## [THE EXERCISE]
All of the material below is to be returned exactly.

## [SUPPLIED INFORMATION]
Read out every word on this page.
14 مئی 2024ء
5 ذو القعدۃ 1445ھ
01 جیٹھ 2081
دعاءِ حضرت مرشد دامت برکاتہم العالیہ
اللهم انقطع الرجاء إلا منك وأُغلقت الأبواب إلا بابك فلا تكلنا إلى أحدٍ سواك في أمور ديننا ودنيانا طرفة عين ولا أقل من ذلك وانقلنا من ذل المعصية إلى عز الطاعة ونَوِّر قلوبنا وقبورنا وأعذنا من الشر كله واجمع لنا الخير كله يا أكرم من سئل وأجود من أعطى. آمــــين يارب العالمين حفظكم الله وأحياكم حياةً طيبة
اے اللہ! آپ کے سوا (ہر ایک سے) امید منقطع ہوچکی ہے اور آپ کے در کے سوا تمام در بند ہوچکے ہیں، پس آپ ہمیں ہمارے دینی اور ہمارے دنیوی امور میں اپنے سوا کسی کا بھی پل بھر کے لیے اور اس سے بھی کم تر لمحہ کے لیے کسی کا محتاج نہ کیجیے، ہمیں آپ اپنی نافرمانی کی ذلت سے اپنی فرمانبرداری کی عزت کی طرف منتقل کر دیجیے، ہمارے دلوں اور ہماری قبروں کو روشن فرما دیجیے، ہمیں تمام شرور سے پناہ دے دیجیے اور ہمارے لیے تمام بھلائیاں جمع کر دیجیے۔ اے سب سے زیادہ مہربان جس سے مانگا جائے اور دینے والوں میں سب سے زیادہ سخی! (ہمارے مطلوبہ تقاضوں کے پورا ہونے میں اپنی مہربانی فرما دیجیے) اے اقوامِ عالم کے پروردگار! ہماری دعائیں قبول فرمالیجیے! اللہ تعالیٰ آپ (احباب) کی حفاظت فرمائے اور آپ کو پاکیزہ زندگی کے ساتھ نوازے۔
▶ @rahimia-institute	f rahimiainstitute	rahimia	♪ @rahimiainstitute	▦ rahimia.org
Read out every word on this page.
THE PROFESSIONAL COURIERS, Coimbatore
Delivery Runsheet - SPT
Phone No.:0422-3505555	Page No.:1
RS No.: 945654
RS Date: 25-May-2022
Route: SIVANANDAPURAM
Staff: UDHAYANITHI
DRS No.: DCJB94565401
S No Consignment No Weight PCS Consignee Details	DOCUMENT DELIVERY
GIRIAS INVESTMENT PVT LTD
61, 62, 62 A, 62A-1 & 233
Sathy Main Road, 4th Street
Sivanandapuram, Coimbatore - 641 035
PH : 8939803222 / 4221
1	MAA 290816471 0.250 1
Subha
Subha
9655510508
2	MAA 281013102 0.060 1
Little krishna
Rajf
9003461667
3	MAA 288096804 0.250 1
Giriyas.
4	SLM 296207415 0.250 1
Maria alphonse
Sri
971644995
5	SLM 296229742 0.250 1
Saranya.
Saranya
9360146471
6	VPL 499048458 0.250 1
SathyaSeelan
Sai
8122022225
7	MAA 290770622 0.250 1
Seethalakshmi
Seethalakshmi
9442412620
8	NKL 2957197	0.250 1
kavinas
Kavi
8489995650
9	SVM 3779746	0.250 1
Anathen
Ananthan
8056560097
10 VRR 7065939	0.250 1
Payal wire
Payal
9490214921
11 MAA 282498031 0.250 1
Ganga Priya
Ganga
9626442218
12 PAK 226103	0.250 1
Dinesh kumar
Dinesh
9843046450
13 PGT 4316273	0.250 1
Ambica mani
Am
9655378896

## [RESULT OF THE TASK]
Read out every word on this page.
14 مئی 2024ء
5 ذو القعدۃ 1445ھ
01 جیٹھ 2081
دعاءِ حضرت مرشد دامت برکاتہم العالیہ
اللهم انقطع الرجاء إلا منك وأُغلقت الأبواب إلا بابك فلا تكلنا إلى أحدٍ سواك في أمور ديننا ودنيانا طرفة عين ولا أقل من ذلك وانقلنا من ذل المعصية إلى عز الطاعة ونَوِّر قلوبنا وقبورنا وأعذنا من الشر كله واجمع لنا الخير كله يا أكرم من سئل وأجود من أعطى. آمــــين يارب العالمين حفظكم الله وأحياكم حياةً طيبة
اے اللہ! آپ کے سوا (ہر ایک سے) امید منقطع ہوچکی ہے اور آپ کے در کے سوا تمام در بند ہوچکے ہیں، پس آپ ہمیں ہمارے دینی اور ہمارے دنیوی امور میں اپنے سوا کسی کا بھی پل بھر کے لیے اور اس سے بھی کم تر لمحہ کے لیے کسی کا محتاج نہ کیجیے، ہمیں آپ اپنی نافرمانی کی ذلت سے اپنی فرمانبرداری کی عزت کی طرف منتقل کر دیجیے، ہمارے دلوں اور ہماری قبروں کو روشن فرما دیجیے، ہمیں تمام شرور سے پناہ دے دیجیے اور ہمارے لیے تمام بھلائیاں جمع کر دیجیے۔ اے سب سے زیادہ مہربان جس سے مانگا جائے اور دینے والوں میں سب سے زیادہ سخی! (ہمارے مطلوبہ تقاضوں کے پورا ہونے میں اپنی مہربانی فرما دیجیے) اے اقوامِ عالم کے پروردگار! ہماری دعائیں قبول فرمالیجیے! اللہ تعالیٰ آپ (احباب) کی حفاظت فرمائے اور آپ کو پاکیزہ زندگی کے ساتھ نوازے۔
▶ @rahimia-institute	f rahimiainstitute	rahimia	♪ @rahimiainstitute	▦ rahimia.org
Read out every word on this page.
THE PROFESSIONAL COURIERS, Coimbatore
Delivery Runsheet - SPT
Phone No.:0422-3505555	Page No.:1
RS No.: 945654
RS Date: 25-May-2022
Route: SIVANANDAPURAM
Staff: UDHAYANITHI
DRS No.: DCJB94565401
S No Consignment No Weight PCS Consignee Details	DOCUMENT DELIVERY
GIRIAS INVESTMENT PVT LTD
61, 62, 62 A, 62A-1 & 233
Sathy Main Road, 4th Street
Sivanandapuram, Coimbatore - 641 035
PH : 8939803222 / 4221
1	MAA 290816471 0.250 1
Subha
Subha
9655510508
2	MAA 281013102 0.060 1
Little krishna
Rajf
9003461667
3	MAA 288096804 0.250 1
Giriyas.
4	SLM 296207415 0.250 1
Maria alphonse
Sri
971644995
5	SLM 296229742 0.250 1
Saranya.
Saranya
9360146471
6	VPL 499048458 0.250 1
SathyaSeelan
Sai
8122022225
7	MAA 290770622 0.250 1
Seethalakshmi
Seethalakshmi
9442412620
8	NKL 2957197	0.250 1
kavinas
Kavi
8489995650
9	SVM 3779746	0.250 1
Anathen
Ananthan
8056560097
10 VRR 7065939	0.250 1
Payal wire
Payal
9490214921
11 MAA 282498031 0.250 1
Ganga Priya
Ganga
9626442218
12 PAK 226103	0.250 1
Dinesh kumar
Dinesh
9843046450
13 PGT 4316273	0.250 1
Ambica mani
Am
9655378896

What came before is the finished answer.